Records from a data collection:
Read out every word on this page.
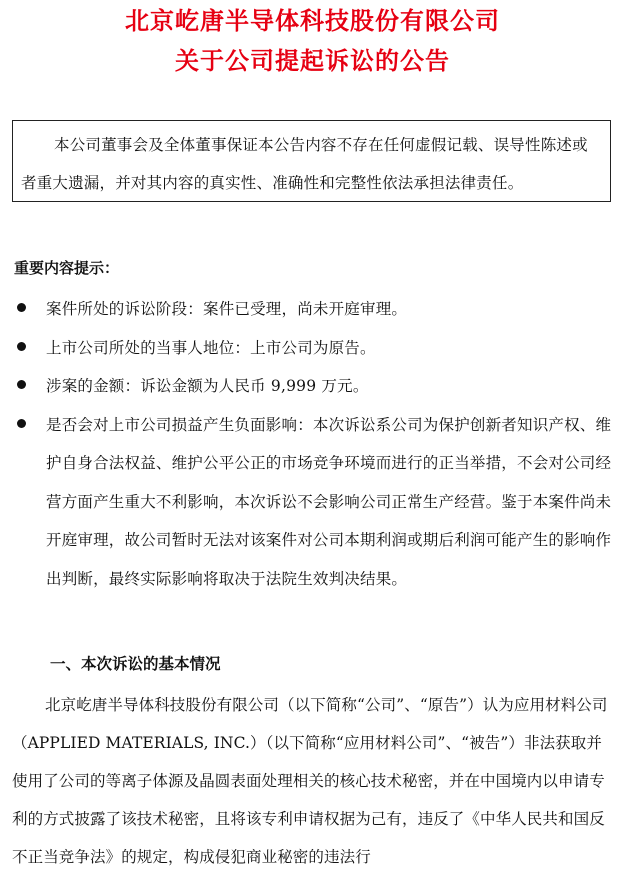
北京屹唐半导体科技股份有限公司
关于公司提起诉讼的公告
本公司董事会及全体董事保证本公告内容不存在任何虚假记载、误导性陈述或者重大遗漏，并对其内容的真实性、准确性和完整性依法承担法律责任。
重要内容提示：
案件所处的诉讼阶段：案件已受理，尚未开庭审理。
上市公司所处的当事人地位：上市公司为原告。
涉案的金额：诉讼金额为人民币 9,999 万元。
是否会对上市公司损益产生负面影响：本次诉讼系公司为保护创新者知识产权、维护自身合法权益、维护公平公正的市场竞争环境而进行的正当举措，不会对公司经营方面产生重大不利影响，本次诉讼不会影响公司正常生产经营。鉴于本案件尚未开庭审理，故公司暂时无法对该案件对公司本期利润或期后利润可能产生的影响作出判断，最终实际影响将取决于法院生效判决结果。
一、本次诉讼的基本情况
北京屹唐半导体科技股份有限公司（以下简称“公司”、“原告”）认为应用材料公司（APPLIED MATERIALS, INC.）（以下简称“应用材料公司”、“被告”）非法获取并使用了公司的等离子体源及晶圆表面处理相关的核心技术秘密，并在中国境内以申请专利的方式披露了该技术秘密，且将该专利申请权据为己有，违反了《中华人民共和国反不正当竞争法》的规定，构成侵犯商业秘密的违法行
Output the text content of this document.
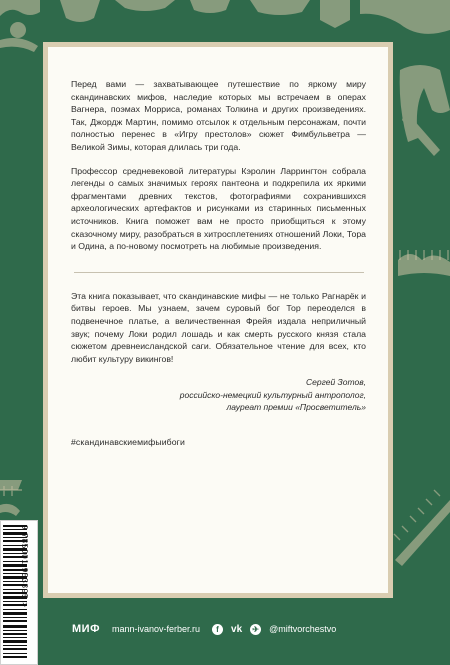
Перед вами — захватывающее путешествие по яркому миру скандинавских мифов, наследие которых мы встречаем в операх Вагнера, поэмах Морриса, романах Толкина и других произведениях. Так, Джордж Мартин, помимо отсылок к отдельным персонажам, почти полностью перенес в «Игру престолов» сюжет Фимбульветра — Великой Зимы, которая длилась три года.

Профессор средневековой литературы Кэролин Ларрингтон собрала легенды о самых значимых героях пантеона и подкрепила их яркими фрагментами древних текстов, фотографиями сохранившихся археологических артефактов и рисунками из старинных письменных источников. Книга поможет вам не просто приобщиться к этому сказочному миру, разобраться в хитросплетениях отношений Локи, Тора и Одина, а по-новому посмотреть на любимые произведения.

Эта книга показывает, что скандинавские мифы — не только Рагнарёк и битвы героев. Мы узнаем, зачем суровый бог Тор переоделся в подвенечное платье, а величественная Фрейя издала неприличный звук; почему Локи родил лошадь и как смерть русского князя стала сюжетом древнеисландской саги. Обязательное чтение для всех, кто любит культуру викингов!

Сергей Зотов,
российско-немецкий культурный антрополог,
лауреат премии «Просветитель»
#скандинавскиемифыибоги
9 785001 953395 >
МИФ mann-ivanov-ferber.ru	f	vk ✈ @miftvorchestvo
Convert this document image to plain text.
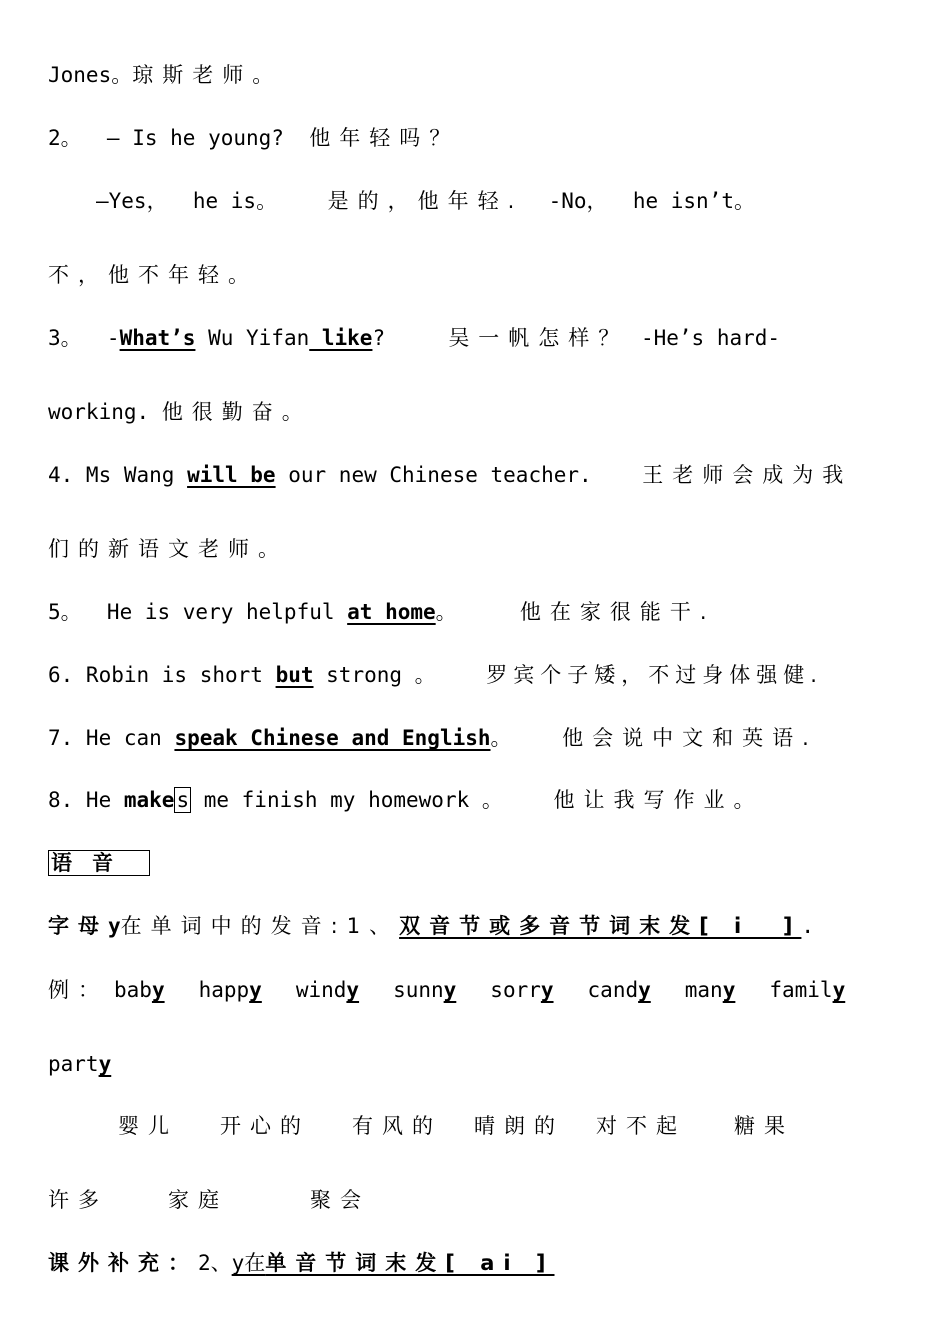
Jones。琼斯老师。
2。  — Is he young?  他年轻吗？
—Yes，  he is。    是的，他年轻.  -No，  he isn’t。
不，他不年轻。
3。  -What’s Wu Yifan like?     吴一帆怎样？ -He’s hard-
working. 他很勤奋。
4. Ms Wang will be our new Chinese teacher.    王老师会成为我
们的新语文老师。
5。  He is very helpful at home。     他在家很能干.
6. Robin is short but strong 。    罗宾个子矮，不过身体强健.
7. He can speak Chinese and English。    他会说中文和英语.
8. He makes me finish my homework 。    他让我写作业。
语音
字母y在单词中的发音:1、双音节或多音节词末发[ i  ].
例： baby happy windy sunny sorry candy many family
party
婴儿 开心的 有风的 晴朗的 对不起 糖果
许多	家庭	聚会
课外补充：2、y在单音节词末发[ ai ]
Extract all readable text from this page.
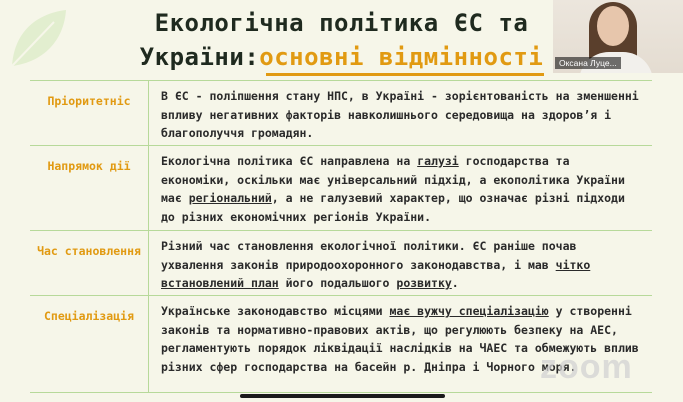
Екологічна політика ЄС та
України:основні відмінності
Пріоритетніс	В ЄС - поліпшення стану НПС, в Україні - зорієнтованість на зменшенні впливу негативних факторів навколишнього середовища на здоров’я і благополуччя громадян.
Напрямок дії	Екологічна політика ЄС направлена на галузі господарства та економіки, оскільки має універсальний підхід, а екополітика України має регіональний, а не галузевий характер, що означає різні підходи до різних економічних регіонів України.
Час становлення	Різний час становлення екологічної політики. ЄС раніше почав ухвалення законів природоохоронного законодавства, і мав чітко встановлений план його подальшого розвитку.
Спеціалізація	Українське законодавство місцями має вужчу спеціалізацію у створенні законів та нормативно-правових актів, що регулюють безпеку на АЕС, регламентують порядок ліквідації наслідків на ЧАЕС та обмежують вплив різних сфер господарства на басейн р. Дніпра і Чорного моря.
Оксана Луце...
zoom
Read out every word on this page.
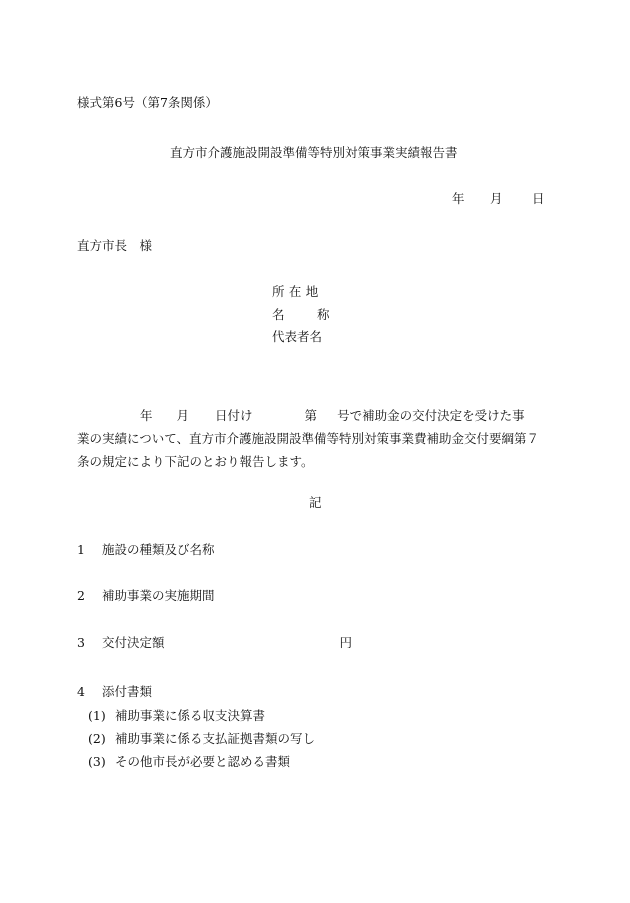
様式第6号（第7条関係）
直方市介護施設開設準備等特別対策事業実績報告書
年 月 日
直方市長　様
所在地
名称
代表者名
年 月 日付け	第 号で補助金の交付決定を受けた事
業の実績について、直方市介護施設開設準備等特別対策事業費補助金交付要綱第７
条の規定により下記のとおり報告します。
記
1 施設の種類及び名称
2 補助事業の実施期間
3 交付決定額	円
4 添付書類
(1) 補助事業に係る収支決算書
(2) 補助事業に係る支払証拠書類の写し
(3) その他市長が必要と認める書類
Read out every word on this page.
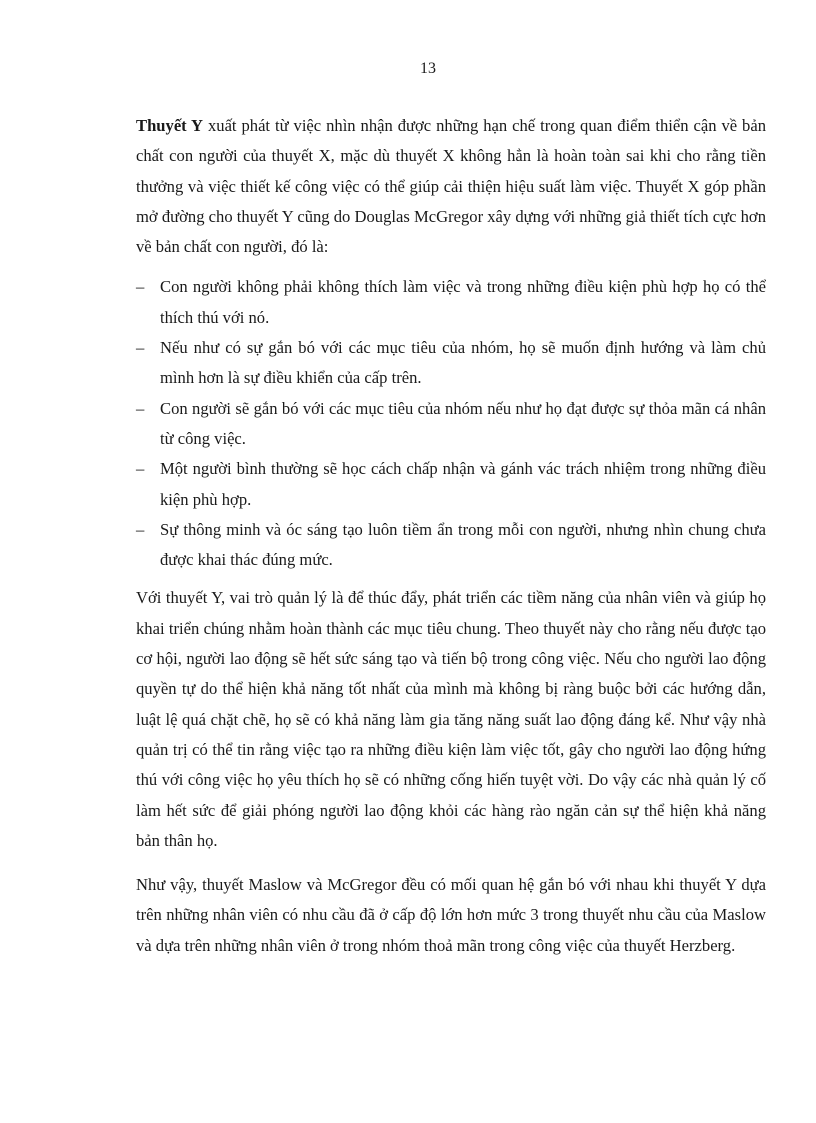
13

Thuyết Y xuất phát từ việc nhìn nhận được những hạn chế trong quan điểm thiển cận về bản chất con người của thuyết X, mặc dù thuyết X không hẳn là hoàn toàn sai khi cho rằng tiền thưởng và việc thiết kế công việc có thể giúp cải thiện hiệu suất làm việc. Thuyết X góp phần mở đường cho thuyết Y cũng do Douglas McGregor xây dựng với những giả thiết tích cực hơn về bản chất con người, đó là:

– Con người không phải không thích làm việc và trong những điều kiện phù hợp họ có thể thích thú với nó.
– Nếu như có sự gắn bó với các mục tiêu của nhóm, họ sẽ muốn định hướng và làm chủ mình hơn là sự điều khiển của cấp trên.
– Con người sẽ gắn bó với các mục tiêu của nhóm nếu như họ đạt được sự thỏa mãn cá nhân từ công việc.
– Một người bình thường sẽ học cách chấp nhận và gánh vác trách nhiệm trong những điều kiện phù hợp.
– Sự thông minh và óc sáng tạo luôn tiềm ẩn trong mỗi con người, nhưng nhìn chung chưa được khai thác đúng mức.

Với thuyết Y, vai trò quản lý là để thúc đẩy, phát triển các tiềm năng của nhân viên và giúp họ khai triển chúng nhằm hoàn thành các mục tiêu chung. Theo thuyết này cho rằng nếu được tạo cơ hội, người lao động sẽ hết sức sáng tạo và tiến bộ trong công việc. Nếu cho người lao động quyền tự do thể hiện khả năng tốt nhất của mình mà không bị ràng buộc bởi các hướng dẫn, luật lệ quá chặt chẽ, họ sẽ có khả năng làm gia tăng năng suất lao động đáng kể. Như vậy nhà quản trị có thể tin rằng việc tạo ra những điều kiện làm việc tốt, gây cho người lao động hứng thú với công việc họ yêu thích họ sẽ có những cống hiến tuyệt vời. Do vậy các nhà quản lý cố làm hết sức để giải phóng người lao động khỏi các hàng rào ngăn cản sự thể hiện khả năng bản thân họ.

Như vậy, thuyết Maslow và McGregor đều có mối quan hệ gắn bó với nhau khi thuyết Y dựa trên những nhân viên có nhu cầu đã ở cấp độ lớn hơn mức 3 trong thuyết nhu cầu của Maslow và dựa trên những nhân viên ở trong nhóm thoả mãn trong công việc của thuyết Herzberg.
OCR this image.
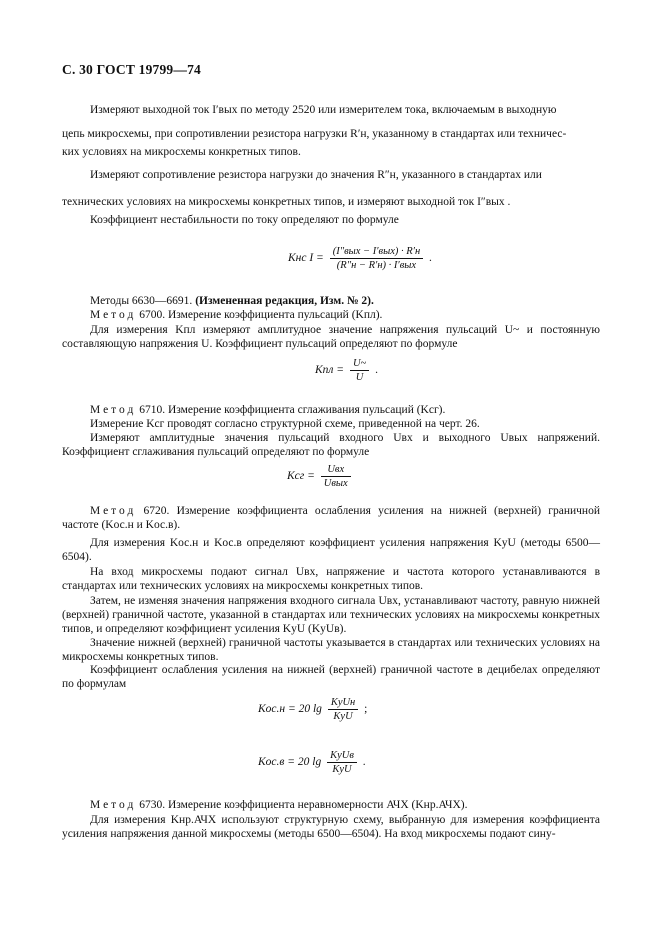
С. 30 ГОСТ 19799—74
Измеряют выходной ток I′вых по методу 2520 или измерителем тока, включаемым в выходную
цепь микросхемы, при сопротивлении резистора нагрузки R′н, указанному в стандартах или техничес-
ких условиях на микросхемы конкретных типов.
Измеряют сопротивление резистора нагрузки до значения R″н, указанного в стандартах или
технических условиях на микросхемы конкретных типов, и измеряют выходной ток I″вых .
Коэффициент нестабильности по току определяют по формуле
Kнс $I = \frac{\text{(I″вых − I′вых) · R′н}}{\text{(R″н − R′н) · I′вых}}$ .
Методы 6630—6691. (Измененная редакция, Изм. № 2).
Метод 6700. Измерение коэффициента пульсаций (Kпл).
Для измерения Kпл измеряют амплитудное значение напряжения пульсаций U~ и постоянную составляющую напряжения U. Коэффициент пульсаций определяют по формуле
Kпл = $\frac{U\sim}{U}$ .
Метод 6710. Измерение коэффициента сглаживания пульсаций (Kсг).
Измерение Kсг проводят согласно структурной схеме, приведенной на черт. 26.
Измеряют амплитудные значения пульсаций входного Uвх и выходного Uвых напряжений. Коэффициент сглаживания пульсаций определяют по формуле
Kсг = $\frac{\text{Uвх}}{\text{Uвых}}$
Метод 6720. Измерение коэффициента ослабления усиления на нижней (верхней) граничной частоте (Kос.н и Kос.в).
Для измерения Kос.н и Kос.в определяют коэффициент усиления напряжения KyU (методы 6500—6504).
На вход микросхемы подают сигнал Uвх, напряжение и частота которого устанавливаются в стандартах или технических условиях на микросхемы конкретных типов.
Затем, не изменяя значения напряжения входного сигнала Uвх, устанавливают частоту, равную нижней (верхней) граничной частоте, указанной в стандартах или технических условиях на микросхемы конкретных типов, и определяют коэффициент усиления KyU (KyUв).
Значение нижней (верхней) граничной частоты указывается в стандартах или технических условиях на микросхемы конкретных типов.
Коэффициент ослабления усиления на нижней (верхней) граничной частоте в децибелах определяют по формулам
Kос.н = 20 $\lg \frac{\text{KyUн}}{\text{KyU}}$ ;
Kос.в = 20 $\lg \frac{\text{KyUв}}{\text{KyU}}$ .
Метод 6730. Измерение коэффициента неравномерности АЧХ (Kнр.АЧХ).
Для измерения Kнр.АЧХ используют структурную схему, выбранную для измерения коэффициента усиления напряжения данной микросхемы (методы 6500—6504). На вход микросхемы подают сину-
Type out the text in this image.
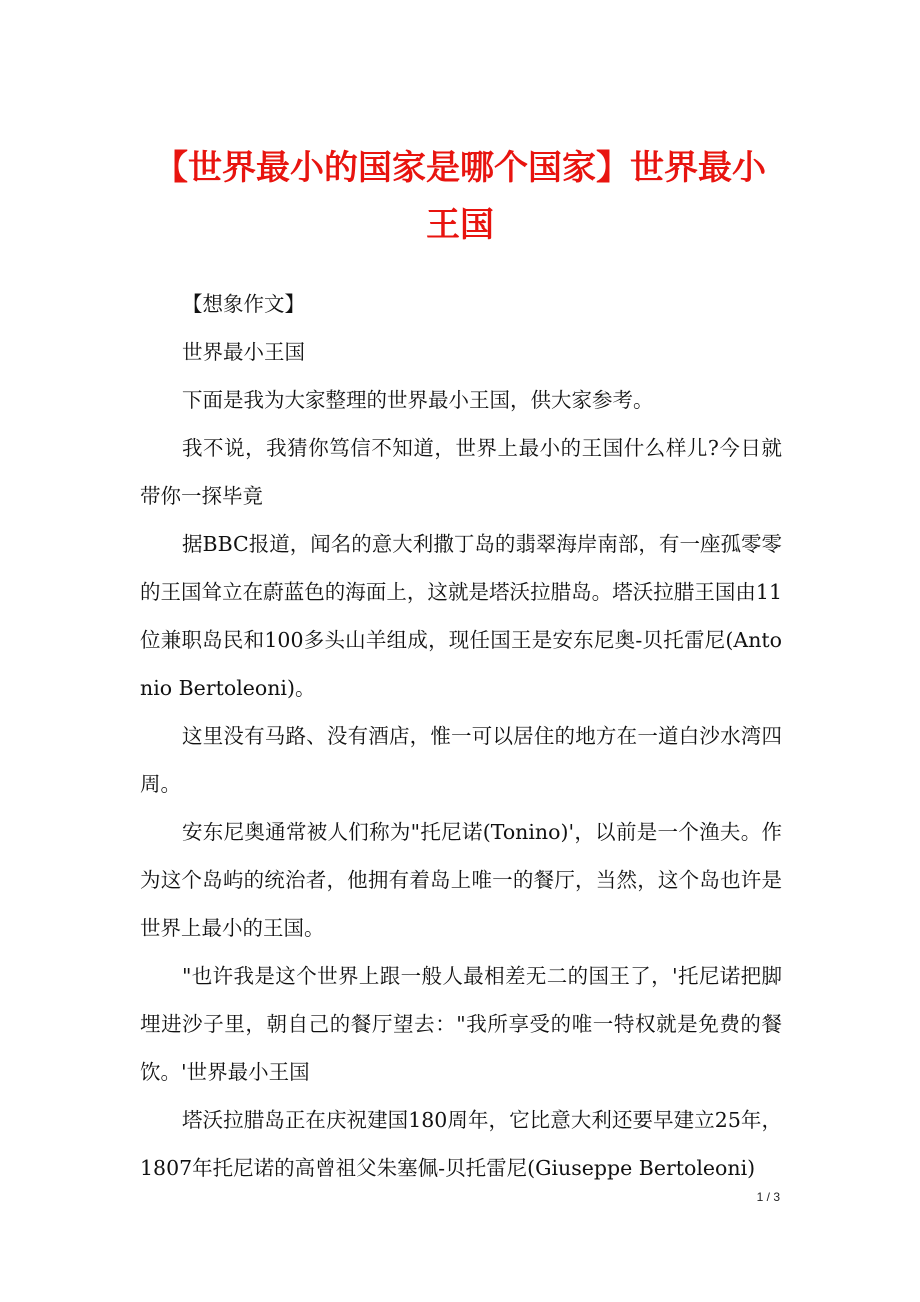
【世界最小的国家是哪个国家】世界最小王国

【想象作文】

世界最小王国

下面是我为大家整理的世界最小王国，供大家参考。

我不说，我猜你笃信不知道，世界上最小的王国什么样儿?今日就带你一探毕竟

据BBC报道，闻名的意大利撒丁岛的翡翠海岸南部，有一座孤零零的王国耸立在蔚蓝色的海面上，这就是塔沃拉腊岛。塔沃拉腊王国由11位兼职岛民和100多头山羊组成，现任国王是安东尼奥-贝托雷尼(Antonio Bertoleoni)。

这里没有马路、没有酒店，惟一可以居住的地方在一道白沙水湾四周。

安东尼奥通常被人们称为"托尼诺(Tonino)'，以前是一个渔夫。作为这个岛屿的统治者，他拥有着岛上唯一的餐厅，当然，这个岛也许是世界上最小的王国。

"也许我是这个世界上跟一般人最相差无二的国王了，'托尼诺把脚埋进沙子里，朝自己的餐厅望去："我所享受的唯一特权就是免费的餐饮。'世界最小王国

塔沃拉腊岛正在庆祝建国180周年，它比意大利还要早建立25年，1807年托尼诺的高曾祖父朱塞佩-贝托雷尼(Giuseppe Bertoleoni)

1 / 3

Aim:
What is the number of lines above that contain the string "nhân"? Answer with the number alone.

Answer to the task:
3